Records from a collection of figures
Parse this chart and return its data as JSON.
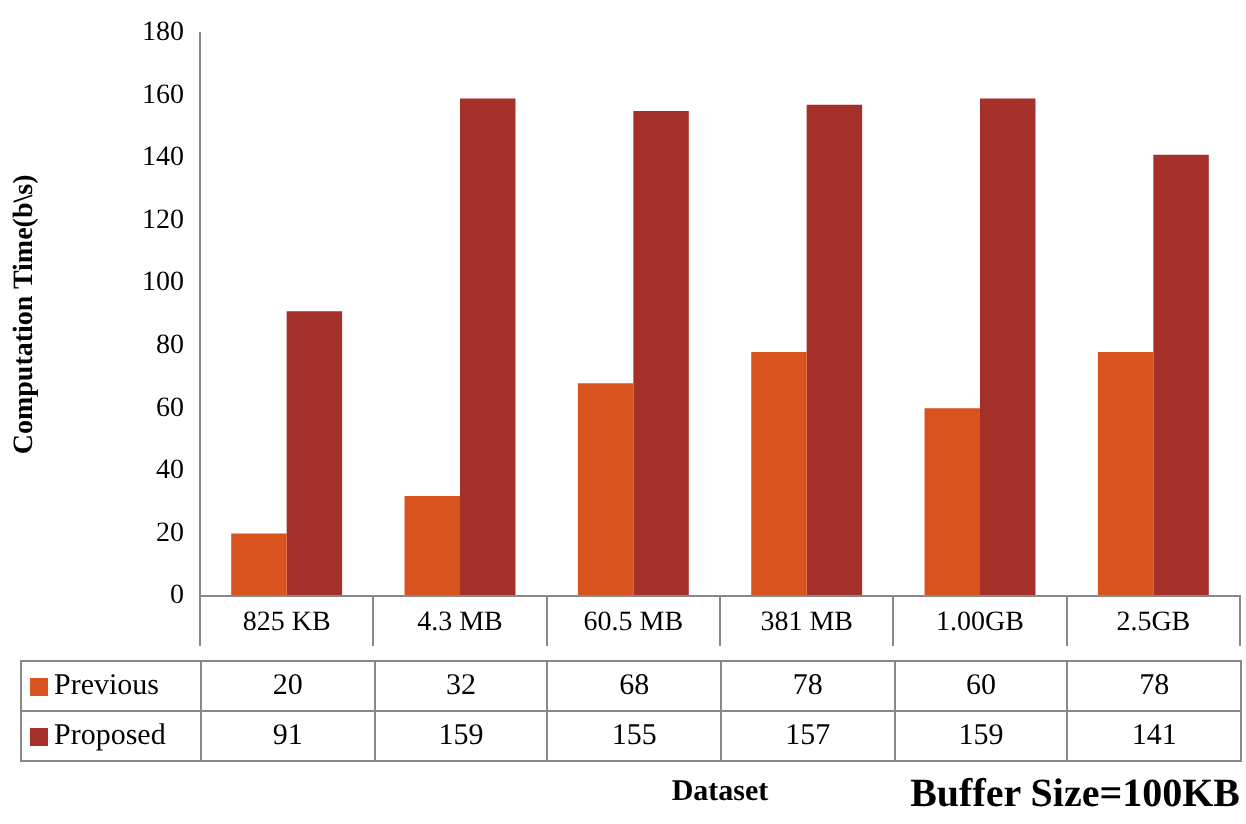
{
  "chart_data": {
    "type": "bar",
    "xlabel": "Dataset",
    "ylabel": "Computation Time(b\\s)",
    "categories": [
      "825 KB",
      "4.3 MB",
      "60.5 MB",
      "381 MB",
      "1.00GB",
      "2.5GB"
    ],
    "series": [
      {
        "name": "Previous",
        "color": "#d9531e",
        "values": [
          20,
          32,
          68,
          78,
          60,
          78
        ]
      },
      {
        "name": "Proposed",
        "color": "#a5302a",
        "values": [
          91,
          159,
          155,
          157,
          159,
          141
        ]
      }
    ],
    "ylim": [
      0,
      180
    ],
    "yticks": [
      0,
      20,
      40,
      60,
      80,
      100,
      120,
      140,
      160,
      180
    ],
    "grid": false,
    "legend": "bottom",
    "data_labels": true,
    "annotations": [
      "Buffer Size=100KB"
    ]
  }
}
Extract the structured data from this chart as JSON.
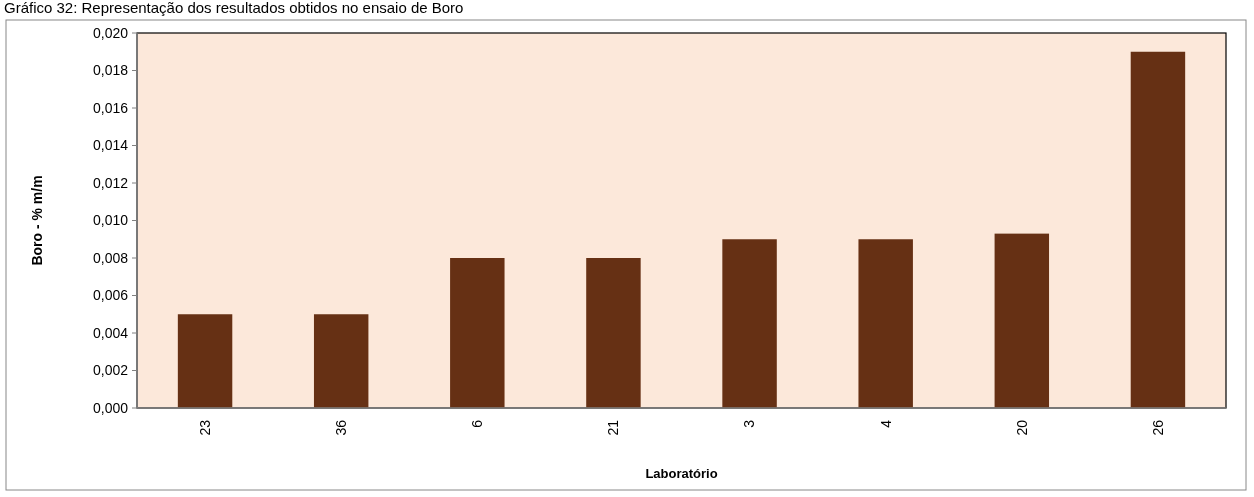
{
  "chart_data": {
    "type": "bar",
    "title": "Gráfico 32: Representação dos resultados obtidos no ensaio de Boro",
    "xlabel": "Laboratório",
    "ylabel": "Boro - % m/m",
    "categories": [
      "23",
      "36",
      "6",
      "21",
      "3",
      "4",
      "20",
      "26"
    ],
    "values": [
      0.005,
      0.005,
      0.008,
      0.008,
      0.009,
      0.009,
      0.0093,
      0.019
    ],
    "color": "#663014",
    "ylim": [
      0,
      0.02
    ],
    "yticks": [
      {
        "value": 0,
        "label": "0,000"
      },
      {
        "value": 0.002,
        "label": "0,002"
      },
      {
        "value": 0.004,
        "label": "0,004"
      },
      {
        "value": 0.006,
        "label": "0,006"
      },
      {
        "value": 0.008,
        "label": "0,008"
      },
      {
        "value": 0.01,
        "label": "0,010"
      },
      {
        "value": 0.012,
        "label": "0,012"
      },
      {
        "value": 0.014,
        "label": "0,014"
      },
      {
        "value": 0.016,
        "label": "0,016"
      },
      {
        "value": 0.018,
        "label": "0,018"
      },
      {
        "value": 0.02,
        "label": "0,020"
      }
    ],
    "grid": false
  }
}
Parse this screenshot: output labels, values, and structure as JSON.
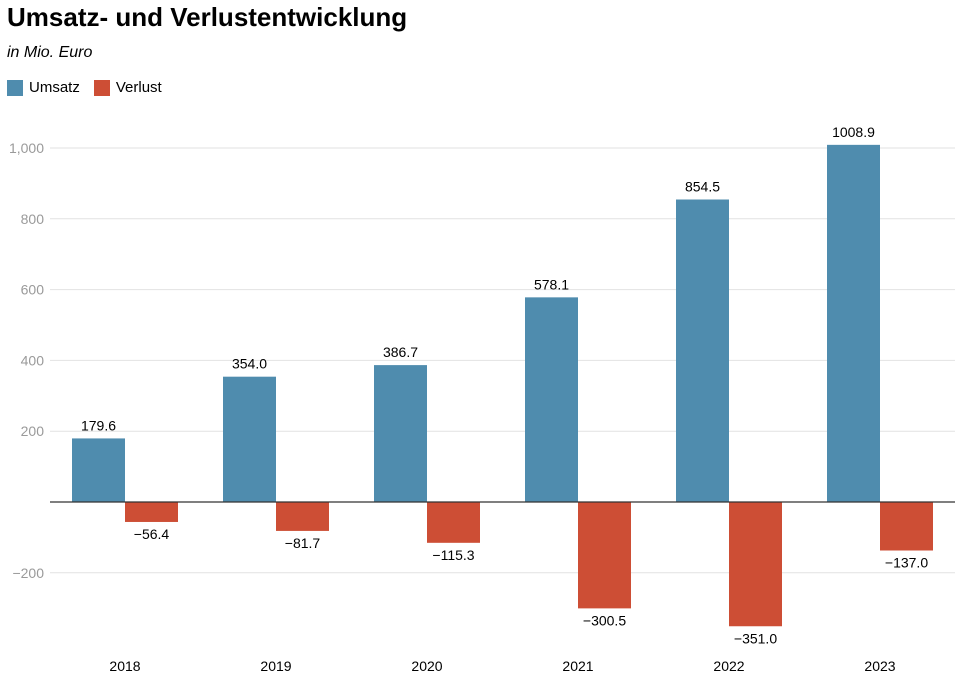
{
  "title": "Umsatz- und Verlustentwicklung",
  "subtitle": "in Mio. Euro",
  "chart_data": {
    "type": "bar",
    "title": "Umsatz- und Verlustentwicklung",
    "subtitle": "in Mio. Euro",
    "categories": [
      "2018",
      "2019",
      "2020",
      "2021",
      "2022",
      "2023"
    ],
    "series": [
      {
        "name": "Umsatz",
        "color": "#4f8cae",
        "values": [
          179.6,
          354.0,
          386.7,
          578.1,
          854.5,
          1008.9
        ],
        "labels": [
          "179.6",
          "354.0",
          "386.7",
          "578.1",
          "854.5",
          "1008.9"
        ]
      },
      {
        "name": "Verlust",
        "color": "#cd4e35",
        "values": [
          -56.4,
          -81.7,
          -115.3,
          -300.5,
          -351.0,
          -137.0
        ],
        "labels": [
          "−56.4",
          "−81.7",
          "−115.3",
          "−300.5",
          "−351.0",
          "−137.0"
        ]
      }
    ],
    "yticks": [
      1000,
      800,
      600,
      400,
      200,
      -200
    ],
    "ytick_labels": [
      "1,000",
      "800",
      "600",
      "400",
      "200",
      "−200"
    ],
    "ylim": [
      -380,
      1100
    ],
    "grid": true,
    "legend_position": "top-left"
  }
}
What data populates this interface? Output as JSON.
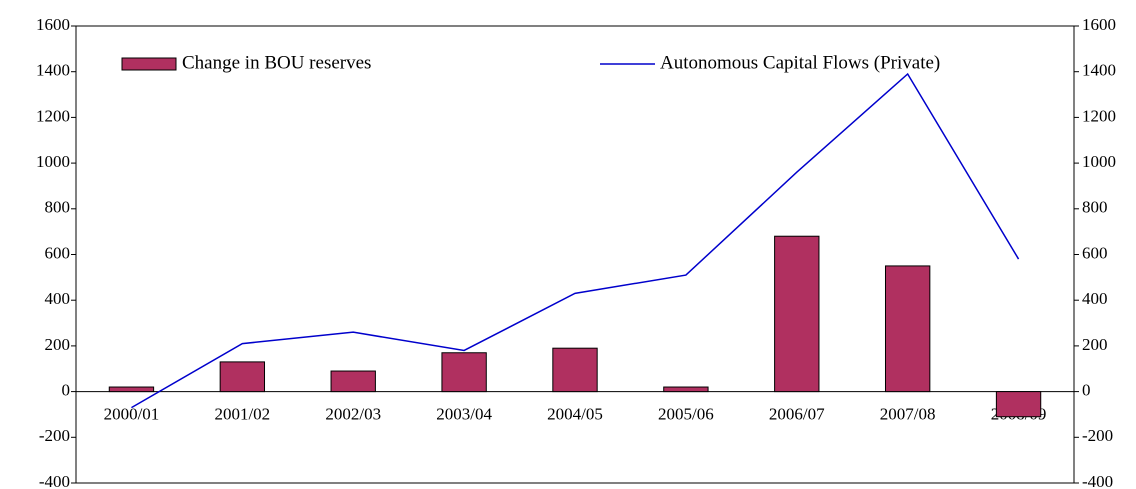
{
  "chart_data": {
    "type": "bar-line",
    "categories": [
      "2000/01",
      "2001/02",
      "2002/03",
      "2003/04",
      "2004/05",
      "2005/06",
      "2006/07",
      "2007/08",
      "2008/09"
    ],
    "series": [
      {
        "name": "Change in BOU reserves",
        "type": "bar",
        "color": "#b03060",
        "values": [
          20,
          130,
          90,
          170,
          190,
          20,
          680,
          550,
          -110
        ]
      },
      {
        "name": "Autonomous Capital Flows (Private)",
        "type": "line",
        "axis": "y2",
        "color": "#0000cc",
        "values": [
          -70,
          210,
          260,
          180,
          430,
          510,
          960,
          1390,
          580
        ]
      }
    ],
    "ylim": [
      -400,
      1600
    ],
    "yticks": [
      -400,
      -200,
      0,
      200,
      400,
      600,
      800,
      1000,
      1200,
      1400,
      1600
    ],
    "y2lim": [
      -400,
      1600
    ],
    "y2ticks": [
      -400,
      -200,
      0,
      200,
      400,
      600,
      800,
      1000,
      1200,
      1400,
      1600
    ]
  }
}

> [Exercise objective]: Gather each line holding the string "xlabel".

> [Correct response]:
    "xlabel": "Dataset",
    "xlabel": "Laboratório",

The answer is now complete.